(Dataset excerpt)
-------

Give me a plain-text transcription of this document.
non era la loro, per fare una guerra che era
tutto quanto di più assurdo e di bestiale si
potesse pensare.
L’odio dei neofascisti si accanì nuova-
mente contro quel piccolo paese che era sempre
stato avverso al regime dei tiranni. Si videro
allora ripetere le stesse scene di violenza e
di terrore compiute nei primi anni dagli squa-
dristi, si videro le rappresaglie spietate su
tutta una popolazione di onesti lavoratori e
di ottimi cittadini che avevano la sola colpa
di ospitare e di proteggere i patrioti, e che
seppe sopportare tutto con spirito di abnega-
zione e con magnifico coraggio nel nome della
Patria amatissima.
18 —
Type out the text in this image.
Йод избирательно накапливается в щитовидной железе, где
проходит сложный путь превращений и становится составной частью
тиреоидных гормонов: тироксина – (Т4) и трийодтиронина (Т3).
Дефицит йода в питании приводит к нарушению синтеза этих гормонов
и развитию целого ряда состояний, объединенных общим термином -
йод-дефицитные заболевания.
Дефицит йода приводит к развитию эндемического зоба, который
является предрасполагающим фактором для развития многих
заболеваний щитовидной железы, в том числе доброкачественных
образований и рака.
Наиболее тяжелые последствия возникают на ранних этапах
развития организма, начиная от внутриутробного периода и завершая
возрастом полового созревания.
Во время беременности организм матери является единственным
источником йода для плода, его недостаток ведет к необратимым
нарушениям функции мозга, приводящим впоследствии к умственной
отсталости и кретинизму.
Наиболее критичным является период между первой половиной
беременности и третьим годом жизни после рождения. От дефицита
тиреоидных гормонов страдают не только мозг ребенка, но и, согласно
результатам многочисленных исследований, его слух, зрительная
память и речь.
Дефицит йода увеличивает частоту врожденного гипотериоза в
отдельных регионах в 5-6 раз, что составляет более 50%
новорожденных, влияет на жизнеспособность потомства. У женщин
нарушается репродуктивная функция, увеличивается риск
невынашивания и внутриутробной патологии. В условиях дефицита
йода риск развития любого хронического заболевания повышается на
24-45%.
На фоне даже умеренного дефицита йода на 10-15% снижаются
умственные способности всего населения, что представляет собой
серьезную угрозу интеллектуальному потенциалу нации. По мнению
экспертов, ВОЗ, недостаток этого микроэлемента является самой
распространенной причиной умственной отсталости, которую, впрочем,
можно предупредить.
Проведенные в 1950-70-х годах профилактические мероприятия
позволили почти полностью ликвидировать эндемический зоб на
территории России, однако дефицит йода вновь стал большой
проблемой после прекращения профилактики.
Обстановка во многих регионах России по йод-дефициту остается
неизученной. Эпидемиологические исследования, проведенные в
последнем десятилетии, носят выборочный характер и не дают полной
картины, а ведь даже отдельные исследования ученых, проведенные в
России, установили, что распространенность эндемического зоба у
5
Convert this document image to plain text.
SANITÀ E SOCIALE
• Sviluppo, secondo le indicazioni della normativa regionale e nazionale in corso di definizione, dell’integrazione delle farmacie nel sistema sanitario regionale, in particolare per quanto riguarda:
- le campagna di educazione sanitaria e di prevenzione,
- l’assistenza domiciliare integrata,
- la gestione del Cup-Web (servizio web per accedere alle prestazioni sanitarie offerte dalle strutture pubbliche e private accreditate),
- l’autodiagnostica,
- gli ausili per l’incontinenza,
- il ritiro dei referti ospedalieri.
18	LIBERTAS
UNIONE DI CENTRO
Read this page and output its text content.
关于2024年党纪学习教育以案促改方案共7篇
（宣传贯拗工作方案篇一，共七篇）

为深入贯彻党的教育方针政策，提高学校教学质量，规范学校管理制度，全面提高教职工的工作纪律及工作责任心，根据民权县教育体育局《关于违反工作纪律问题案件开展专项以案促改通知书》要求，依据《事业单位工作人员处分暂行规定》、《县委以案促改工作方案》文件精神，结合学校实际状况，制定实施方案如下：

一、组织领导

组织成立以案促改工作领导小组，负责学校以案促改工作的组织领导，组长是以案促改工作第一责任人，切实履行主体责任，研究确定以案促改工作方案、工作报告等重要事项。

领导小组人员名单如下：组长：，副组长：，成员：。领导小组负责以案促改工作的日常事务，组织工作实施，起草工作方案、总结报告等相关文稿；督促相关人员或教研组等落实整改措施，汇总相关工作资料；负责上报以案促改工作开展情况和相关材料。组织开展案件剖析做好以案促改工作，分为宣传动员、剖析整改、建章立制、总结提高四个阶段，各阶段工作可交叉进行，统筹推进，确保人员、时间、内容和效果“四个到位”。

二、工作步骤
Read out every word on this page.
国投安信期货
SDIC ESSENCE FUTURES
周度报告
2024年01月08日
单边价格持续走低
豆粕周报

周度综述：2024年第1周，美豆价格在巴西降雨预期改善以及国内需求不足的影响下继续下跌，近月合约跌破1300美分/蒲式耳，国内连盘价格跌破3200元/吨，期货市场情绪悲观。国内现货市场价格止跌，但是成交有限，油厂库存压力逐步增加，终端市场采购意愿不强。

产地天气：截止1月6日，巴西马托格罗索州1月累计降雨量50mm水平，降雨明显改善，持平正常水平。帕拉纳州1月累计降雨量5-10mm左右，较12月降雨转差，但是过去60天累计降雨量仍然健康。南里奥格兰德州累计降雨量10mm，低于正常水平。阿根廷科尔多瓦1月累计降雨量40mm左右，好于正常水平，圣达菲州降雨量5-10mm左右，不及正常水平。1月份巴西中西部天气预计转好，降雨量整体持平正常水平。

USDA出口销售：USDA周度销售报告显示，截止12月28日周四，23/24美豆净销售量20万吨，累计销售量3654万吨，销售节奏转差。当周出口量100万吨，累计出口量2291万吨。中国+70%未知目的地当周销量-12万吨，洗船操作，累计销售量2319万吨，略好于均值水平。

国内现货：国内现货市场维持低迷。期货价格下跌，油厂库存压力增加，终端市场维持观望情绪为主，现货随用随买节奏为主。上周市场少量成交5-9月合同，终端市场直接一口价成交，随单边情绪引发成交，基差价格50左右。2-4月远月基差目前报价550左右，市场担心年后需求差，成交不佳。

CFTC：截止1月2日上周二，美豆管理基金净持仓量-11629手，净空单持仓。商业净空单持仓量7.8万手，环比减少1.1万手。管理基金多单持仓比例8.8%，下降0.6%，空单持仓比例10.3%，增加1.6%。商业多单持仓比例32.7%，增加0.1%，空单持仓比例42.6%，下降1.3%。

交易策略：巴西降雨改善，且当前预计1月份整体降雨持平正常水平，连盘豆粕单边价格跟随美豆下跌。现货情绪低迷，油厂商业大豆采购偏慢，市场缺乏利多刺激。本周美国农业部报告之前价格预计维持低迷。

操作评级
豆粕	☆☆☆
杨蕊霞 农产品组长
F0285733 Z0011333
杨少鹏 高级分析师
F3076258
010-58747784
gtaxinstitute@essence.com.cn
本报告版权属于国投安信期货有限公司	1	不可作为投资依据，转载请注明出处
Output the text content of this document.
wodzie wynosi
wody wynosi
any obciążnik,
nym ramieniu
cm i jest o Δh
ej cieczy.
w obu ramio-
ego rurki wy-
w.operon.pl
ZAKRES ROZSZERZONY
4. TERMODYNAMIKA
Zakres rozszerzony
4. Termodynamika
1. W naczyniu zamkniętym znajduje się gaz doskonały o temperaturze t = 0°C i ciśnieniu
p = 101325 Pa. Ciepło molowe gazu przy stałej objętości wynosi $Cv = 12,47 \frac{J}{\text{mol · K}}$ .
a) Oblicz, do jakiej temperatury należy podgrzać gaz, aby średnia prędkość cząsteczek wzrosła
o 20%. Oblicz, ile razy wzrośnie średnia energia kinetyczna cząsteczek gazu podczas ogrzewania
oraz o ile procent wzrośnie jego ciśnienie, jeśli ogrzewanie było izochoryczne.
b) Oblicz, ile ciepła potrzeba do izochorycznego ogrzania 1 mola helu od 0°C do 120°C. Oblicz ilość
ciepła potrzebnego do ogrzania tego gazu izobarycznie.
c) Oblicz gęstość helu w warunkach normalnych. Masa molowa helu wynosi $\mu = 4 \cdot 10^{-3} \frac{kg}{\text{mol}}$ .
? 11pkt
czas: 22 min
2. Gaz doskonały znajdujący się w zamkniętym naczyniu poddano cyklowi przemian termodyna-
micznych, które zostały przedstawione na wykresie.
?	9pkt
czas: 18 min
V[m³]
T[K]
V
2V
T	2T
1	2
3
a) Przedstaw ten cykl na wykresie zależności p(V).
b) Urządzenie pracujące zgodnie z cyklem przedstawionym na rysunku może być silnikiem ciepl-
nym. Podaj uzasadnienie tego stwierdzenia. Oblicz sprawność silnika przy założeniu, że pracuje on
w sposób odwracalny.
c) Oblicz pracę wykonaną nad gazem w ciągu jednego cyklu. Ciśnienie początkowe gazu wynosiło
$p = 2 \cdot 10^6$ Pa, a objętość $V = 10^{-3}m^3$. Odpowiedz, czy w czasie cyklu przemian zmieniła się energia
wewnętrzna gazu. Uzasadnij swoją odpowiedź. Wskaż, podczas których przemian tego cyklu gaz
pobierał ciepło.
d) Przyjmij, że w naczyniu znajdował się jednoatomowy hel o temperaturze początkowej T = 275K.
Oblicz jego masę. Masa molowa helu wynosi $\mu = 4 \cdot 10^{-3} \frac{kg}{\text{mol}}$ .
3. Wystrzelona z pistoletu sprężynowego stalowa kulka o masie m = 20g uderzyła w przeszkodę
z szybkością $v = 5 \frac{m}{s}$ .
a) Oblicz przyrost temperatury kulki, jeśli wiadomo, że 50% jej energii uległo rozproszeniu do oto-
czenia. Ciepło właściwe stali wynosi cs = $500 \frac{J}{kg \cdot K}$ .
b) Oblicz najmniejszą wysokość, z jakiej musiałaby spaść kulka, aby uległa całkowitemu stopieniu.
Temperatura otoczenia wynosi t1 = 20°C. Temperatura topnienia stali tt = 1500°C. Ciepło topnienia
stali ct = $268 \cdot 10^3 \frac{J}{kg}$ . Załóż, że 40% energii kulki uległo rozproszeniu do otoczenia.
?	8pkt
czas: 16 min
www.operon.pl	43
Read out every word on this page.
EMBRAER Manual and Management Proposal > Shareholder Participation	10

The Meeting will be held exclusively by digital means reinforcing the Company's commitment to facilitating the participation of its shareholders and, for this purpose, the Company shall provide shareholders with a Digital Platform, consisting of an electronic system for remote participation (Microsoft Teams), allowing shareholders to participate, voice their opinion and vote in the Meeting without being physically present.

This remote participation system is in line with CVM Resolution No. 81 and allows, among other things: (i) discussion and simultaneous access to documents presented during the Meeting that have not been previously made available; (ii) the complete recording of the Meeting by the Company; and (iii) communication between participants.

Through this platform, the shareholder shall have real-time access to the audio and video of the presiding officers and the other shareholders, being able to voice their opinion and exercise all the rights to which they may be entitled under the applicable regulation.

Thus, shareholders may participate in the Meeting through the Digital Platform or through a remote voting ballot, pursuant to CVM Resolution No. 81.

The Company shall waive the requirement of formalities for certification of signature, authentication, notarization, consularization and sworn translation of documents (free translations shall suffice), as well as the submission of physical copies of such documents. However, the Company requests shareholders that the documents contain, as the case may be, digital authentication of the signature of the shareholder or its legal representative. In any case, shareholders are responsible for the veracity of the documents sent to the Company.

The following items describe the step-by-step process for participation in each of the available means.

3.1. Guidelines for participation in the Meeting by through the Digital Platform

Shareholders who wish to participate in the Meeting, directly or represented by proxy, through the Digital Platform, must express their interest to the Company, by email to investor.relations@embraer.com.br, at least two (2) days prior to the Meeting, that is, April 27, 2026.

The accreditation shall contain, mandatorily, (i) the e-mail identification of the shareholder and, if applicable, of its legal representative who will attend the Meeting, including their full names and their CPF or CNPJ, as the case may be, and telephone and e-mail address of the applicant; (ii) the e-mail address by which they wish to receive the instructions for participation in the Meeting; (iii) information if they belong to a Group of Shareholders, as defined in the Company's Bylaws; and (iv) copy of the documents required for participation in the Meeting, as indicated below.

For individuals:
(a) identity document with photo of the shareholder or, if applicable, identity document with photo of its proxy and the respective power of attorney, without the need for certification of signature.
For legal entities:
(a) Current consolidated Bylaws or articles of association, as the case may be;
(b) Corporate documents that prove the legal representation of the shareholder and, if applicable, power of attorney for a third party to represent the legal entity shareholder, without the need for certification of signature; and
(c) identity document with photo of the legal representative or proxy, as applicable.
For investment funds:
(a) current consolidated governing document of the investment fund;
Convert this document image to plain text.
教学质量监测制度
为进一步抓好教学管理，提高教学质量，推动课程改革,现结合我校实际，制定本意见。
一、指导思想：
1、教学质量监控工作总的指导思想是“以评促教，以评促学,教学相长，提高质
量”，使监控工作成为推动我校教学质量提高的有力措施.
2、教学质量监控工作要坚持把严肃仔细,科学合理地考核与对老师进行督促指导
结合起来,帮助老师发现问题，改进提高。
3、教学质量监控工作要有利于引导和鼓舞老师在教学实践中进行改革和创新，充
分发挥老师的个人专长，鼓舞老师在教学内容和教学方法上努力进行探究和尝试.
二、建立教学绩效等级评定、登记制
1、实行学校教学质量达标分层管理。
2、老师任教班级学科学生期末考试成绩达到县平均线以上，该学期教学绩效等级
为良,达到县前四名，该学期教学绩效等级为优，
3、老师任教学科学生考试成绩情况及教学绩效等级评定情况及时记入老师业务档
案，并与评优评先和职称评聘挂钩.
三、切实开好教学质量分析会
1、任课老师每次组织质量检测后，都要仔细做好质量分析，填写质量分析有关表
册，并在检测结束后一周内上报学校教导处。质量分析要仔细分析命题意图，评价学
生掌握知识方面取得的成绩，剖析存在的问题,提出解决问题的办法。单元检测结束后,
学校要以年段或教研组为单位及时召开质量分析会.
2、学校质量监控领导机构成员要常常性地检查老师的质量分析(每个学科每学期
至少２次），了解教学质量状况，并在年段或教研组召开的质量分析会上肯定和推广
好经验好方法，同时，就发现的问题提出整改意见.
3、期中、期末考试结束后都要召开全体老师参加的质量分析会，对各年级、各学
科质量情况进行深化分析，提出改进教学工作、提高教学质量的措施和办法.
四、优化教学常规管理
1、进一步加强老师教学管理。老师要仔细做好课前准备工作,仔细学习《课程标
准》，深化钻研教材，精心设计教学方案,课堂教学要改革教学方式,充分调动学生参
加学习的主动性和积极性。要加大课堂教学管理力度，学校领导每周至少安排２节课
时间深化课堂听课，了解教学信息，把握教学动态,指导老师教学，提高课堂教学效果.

-------

• Exercise instructions: Return from the data every line that holds "system".

• Expected output:
The Meeting will be held exclusively by digital means reinforcing the Company's commitment to facilitating the participation of its shareholders and, for this purpose, the Company shall provide shareholders with a Digital Platform, consisting of an electronic system for remote participation (Microsoft Teams), allowing shareholders to participate, voice their opinion and vote in the Meeting without being physically present.
This remote participation system is in line with CVM Resolution No. 81 and allows, among other things: (i) discussion and simultaneous access to documents presented during the Meeting that have not been previously made available; (ii) the complete recording of the Meeting by the Company; and (iii) communication between participants.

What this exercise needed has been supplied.